* Start *

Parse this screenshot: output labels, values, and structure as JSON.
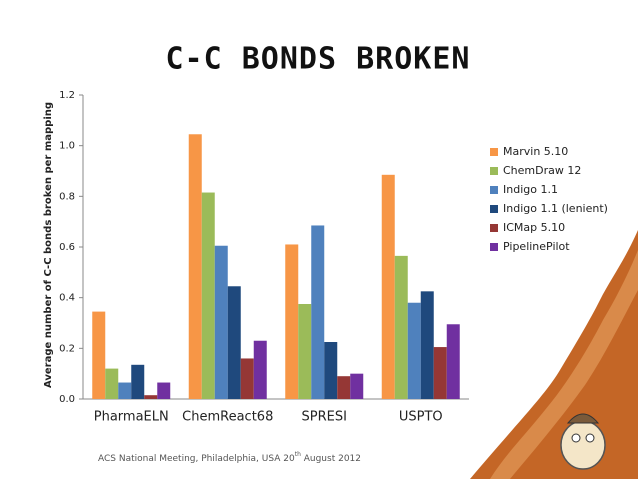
{
  "chart_data": {
    "type": "bar",
    "title": "C-C Bonds Broken",
    "y_label": "Average number of C-C bonds broken per mapping",
    "categories": [
      "PharmaELN",
      "ChemReact68",
      "SPRESI",
      "USPTO"
    ],
    "series": [
      {
        "name": "Marvin 5.10",
        "color": "#f79646",
        "values": [
          0.345,
          1.045,
          0.61,
          0.885
        ]
      },
      {
        "name": "ChemDraw 12",
        "color": "#9bbb59",
        "values": [
          0.12,
          0.815,
          0.375,
          0.565
        ]
      },
      {
        "name": "Indigo 1.1",
        "color": "#4f81bd",
        "values": [
          0.065,
          0.605,
          0.685,
          0.38
        ]
      },
      {
        "name": "Indigo 1.1 (lenient)",
        "color": "#1f497d",
        "values": [
          0.135,
          0.445,
          0.225,
          0.425
        ]
      },
      {
        "name": "ICMap 5.10",
        "color": "#953735",
        "values": [
          0.015,
          0.16,
          0.09,
          0.205
        ]
      },
      {
        "name": "PipelinePilot",
        "color": "#7030a0",
        "values": [
          0.065,
          0.23,
          0.1,
          0.295
        ]
      }
    ],
    "ylim": [
      0,
      1.2
    ],
    "yticks": [
      {
        "value": 0,
        "label": "0.0"
      },
      0.2,
      0.4,
      0.6,
      0.8,
      {
        "value": 1,
        "label": "1.0"
      },
      1.2
    ],
    "legend": "right"
  },
  "footer": {
    "text": "ACS National Meeting, Philadelphia, USA  20",
    "superscript": "th",
    "text_after": " August 2012"
  }
}
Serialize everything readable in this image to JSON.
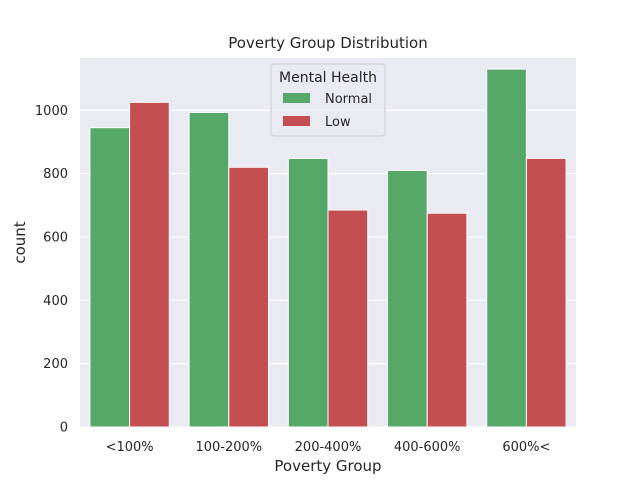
{
  "chart_data": {
    "type": "bar",
    "title": "Poverty Group Distribution",
    "xlabel": "Poverty Group",
    "ylabel": "count",
    "categories": [
      "<100%",
      "100-200%",
      "200-400%",
      "400-600%",
      "600%<"
    ],
    "series": [
      {
        "name": "Normal",
        "color": "#55a868",
        "values": [
          945,
          993,
          848,
          810,
          1130
        ]
      },
      {
        "name": "Low",
        "color": "#c44e52",
        "values": [
          1025,
          820,
          685,
          675,
          848
        ]
      }
    ],
    "ylim": [
      0,
      1165
    ],
    "yticks": [
      0,
      200,
      400,
      600,
      800,
      1000
    ],
    "grid": true,
    "legend": {
      "title": "Mental Health",
      "placement": "top-center"
    },
    "colors": {
      "plot_background": "#eaeaf2",
      "grid": "#ffffff"
    }
  }
}
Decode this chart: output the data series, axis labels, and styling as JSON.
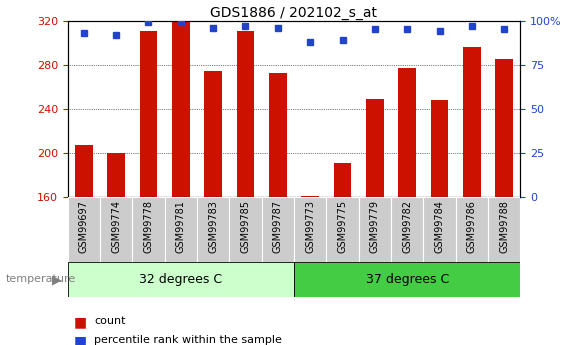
{
  "title": "GDS1886 / 202102_s_at",
  "samples": [
    "GSM99697",
    "GSM99774",
    "GSM99778",
    "GSM99781",
    "GSM99783",
    "GSM99785",
    "GSM99787",
    "GSM99773",
    "GSM99775",
    "GSM99779",
    "GSM99782",
    "GSM99784",
    "GSM99786",
    "GSM99788"
  ],
  "bar_values": [
    207,
    200,
    311,
    320,
    274,
    311,
    272,
    161,
    191,
    249,
    277,
    248,
    296,
    285
  ],
  "percentile_values": [
    93,
    92,
    99,
    99,
    96,
    97,
    96,
    88,
    89,
    95,
    95,
    94,
    97,
    95
  ],
  "ylim_left": [
    160,
    320
  ],
  "ylim_right": [
    0,
    100
  ],
  "yticks_left": [
    160,
    200,
    240,
    280,
    320
  ],
  "yticks_right": [
    0,
    25,
    50,
    75,
    100
  ],
  "bar_color": "#CC1100",
  "dot_color": "#2244CC",
  "group1_label": "32 degrees C",
  "group2_label": "37 degrees C",
  "group1_count": 7,
  "group2_count": 7,
  "group1_color": "#CCFFCC",
  "group2_color": "#44CC44",
  "temp_label": "temperature",
  "legend_count": "count",
  "legend_pct": "percentile rank within the sample",
  "tick_label_bg": "#CCCCCC",
  "title_fontsize": 10,
  "tick_fontsize": 8,
  "label_fontsize": 7,
  "group_fontsize": 9
}
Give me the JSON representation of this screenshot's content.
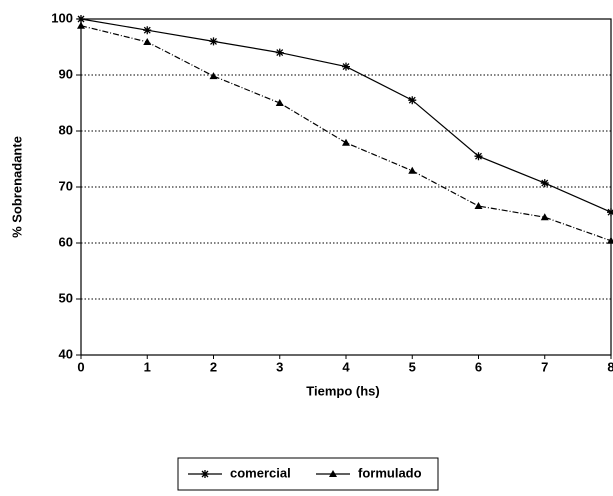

* End *

> What is expected: Some lines of the data above may hold the word "JSON"; report how many do, and nothing else.

> The completed task: 4